* [Dataset extract]

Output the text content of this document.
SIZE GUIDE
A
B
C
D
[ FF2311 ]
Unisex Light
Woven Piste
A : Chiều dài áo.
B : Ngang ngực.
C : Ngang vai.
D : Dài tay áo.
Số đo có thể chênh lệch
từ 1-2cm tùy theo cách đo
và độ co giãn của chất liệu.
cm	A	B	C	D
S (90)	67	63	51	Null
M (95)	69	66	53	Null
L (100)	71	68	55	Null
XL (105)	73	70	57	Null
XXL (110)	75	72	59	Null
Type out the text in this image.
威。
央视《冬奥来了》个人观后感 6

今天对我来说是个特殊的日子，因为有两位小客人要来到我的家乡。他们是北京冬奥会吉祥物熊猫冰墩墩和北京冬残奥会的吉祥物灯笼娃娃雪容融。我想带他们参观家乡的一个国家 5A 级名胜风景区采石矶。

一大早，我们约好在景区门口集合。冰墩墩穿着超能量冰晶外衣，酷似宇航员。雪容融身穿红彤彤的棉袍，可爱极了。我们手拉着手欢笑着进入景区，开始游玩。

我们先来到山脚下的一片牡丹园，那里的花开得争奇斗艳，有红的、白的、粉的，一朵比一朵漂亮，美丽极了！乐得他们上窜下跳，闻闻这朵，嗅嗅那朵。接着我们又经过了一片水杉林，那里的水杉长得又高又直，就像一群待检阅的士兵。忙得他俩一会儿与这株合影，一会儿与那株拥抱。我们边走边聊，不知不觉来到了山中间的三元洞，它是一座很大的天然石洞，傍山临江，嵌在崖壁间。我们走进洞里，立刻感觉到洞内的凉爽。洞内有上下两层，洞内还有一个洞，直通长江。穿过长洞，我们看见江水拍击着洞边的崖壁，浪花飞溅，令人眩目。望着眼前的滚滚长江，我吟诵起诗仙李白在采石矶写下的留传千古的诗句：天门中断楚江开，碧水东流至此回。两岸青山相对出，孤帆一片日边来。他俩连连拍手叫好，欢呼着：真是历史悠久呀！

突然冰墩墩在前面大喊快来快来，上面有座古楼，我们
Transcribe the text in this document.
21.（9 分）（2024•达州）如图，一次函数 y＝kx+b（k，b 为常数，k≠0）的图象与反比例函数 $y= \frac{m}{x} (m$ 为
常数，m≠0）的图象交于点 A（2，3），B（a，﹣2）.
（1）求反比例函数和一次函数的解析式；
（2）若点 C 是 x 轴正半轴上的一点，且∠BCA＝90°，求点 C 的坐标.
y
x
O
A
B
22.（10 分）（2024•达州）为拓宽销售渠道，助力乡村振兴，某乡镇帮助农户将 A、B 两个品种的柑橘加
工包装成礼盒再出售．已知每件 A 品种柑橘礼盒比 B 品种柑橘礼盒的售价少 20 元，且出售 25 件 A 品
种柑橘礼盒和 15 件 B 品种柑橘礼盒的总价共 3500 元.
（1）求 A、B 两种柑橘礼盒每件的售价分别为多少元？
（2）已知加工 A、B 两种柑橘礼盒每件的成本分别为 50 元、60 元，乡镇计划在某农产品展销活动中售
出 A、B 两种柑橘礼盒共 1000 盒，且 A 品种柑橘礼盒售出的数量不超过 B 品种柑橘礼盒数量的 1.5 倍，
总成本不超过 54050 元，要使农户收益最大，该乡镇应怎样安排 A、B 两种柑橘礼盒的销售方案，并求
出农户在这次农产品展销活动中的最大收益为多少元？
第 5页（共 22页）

* [Brief] Repeat each record exactly. Omit nothing.

* [Result below]
Output the text content of this document.
SIZE GUIDE
A
B
C
D
[ FF2311 ]
Unisex Light
Woven Piste
A : Chiều dài áo.
B : Ngang ngực.
C : Ngang vai.
D : Dài tay áo.
Số đo có thể chênh lệch
từ 1-2cm tùy theo cách đo
và độ co giãn của chất liệu.
cm	A	B	C	D
S (90)	67	63	51	Null
M (95)	69	66	53	Null
L (100)	71	68	55	Null
XL (105)	73	70	57	Null
XXL (110)	75	72	59	Null
Type out the text in this image.
威。
央视《冬奥来了》个人观后感 6

今天对我来说是个特殊的日子，因为有两位小客人要来到我的家乡。他们是北京冬奥会吉祥物熊猫冰墩墩和北京冬残奥会的吉祥物灯笼娃娃雪容融。我想带他们参观家乡的一个国家 5A 级名胜风景区采石矶。

一大早，我们约好在景区门口集合。冰墩墩穿着超能量冰晶外衣，酷似宇航员。雪容融身穿红彤彤的棉袍，可爱极了。我们手拉着手欢笑着进入景区，开始游玩。

我们先来到山脚下的一片牡丹园，那里的花开得争奇斗艳，有红的、白的、粉的，一朵比一朵漂亮，美丽极了！乐得他们上窜下跳，闻闻这朵，嗅嗅那朵。接着我们又经过了一片水杉林，那里的水杉长得又高又直，就像一群待检阅的士兵。忙得他俩一会儿与这株合影，一会儿与那株拥抱。我们边走边聊，不知不觉来到了山中间的三元洞，它是一座很大的天然石洞，傍山临江，嵌在崖壁间。我们走进洞里，立刻感觉到洞内的凉爽。洞内有上下两层，洞内还有一个洞，直通长江。穿过长洞，我们看见江水拍击着洞边的崖壁，浪花飞溅，令人眩目。望着眼前的滚滚长江，我吟诵起诗仙李白在采石矶写下的留传千古的诗句：天门中断楚江开，碧水东流至此回。两岸青山相对出，孤帆一片日边来。他俩连连拍手叫好，欢呼着：真是历史悠久呀！

突然冰墩墩在前面大喊快来快来，上面有座古楼，我们
Transcribe the text in this document.
21.（9 分）（2024•达州）如图，一次函数 y＝kx+b（k，b 为常数，k≠0）的图象与反比例函数 $y= \frac{m}{x} (m$ 为
常数，m≠0）的图象交于点 A（2，3），B（a，﹣2）.
（1）求反比例函数和一次函数的解析式；
（2）若点 C 是 x 轴正半轴上的一点，且∠BCA＝90°，求点 C 的坐标.
y
x
O
A
B
22.（10 分）（2024•达州）为拓宽销售渠道，助力乡村振兴，某乡镇帮助农户将 A、B 两个品种的柑橘加
工包装成礼盒再出售．已知每件 A 品种柑橘礼盒比 B 品种柑橘礼盒的售价少 20 元，且出售 25 件 A 品
种柑橘礼盒和 15 件 B 品种柑橘礼盒的总价共 3500 元.
（1）求 A、B 两种柑橘礼盒每件的售价分别为多少元？
（2）已知加工 A、B 两种柑橘礼盒每件的成本分别为 50 元、60 元，乡镇计划在某农产品展销活动中售
出 A、B 两种柑橘礼盒共 1000 盒，且 A 品种柑橘礼盒售出的数量不超过 B 品种柑橘礼盒数量的 1.5 倍，
总成本不超过 54050 元，要使农户收益最大，该乡镇应怎样安排 A、B 两种柑橘礼盒的销售方案，并求
出农户在这次农产品展销活动中的最大收益为多少元？
第 5页（共 22页）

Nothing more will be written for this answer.